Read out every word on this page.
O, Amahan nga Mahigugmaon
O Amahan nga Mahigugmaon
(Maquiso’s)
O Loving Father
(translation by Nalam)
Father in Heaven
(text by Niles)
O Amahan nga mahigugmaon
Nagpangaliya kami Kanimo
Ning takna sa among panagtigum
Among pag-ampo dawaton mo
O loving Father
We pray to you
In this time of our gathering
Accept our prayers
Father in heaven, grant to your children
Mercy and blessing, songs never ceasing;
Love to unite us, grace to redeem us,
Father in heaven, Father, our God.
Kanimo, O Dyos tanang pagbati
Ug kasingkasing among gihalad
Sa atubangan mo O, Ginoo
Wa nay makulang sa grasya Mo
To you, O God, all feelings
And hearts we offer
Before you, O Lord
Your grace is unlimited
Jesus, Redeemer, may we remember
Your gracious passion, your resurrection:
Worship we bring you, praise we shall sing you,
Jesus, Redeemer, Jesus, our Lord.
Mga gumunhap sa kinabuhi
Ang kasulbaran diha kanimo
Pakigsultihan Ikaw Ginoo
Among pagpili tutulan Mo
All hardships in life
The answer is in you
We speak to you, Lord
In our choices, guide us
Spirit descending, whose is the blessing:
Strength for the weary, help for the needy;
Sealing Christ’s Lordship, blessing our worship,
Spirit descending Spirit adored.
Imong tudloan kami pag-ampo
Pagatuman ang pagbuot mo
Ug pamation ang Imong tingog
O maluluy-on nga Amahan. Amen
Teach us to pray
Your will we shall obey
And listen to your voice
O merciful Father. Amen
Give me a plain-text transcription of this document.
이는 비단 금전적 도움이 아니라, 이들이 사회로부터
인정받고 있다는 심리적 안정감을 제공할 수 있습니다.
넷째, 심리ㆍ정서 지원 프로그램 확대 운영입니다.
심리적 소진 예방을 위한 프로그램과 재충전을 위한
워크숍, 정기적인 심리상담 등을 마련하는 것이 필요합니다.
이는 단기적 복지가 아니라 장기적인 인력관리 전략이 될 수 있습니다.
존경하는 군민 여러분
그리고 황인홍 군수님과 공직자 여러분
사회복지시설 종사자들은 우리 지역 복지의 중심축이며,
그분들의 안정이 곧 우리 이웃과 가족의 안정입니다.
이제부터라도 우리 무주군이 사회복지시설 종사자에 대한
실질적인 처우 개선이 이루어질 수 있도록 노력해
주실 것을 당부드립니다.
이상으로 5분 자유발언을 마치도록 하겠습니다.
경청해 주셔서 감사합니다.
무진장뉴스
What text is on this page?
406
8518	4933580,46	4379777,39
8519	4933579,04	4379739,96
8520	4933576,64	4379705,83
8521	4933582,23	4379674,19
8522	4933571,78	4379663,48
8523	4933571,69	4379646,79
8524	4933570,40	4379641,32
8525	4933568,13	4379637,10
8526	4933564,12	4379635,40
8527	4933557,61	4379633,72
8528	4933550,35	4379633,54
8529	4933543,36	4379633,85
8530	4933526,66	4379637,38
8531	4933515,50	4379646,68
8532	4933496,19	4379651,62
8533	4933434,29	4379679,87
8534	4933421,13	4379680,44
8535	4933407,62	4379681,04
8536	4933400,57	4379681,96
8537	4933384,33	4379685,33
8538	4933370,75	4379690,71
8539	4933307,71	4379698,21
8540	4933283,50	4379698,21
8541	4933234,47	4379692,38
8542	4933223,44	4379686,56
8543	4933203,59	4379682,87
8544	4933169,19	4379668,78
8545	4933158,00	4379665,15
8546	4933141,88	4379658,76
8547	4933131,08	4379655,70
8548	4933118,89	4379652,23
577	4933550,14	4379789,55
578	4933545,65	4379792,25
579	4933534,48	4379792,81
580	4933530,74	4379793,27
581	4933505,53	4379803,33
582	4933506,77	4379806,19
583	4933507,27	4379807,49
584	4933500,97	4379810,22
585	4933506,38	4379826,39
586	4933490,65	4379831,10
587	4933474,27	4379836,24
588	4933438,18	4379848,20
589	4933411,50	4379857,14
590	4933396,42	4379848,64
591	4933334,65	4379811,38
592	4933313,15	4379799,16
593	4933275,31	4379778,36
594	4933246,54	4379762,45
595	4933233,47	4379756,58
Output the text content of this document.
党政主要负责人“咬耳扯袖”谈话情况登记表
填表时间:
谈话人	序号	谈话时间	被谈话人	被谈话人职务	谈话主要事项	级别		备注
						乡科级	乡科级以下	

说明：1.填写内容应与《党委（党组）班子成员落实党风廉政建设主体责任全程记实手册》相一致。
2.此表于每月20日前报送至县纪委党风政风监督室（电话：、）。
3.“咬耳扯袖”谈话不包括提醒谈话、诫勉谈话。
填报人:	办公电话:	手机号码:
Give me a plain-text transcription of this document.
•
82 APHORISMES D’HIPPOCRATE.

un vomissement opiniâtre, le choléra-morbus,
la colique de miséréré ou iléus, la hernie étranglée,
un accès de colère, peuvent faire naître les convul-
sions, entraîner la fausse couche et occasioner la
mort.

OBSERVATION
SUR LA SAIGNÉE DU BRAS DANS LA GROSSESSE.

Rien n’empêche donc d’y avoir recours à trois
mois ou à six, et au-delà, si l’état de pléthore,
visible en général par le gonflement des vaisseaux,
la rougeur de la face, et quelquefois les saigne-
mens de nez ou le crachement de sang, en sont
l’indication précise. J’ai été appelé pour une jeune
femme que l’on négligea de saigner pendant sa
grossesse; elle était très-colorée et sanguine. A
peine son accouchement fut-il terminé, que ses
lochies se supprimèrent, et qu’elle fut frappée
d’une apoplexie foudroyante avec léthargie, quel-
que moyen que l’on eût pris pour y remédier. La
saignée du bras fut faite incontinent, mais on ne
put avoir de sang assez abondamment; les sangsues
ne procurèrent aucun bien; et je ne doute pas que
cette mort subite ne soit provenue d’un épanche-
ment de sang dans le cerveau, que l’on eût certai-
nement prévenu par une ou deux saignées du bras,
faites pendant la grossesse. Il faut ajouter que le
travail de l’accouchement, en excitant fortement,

• • • • •

**Goal of the exercise**
Copy all lines above containing the string "elle".

**Correct answer**
grossesse; elle était très-colorée et sanguine. A
lochies se supprimèrent, et qu’elle fut frappée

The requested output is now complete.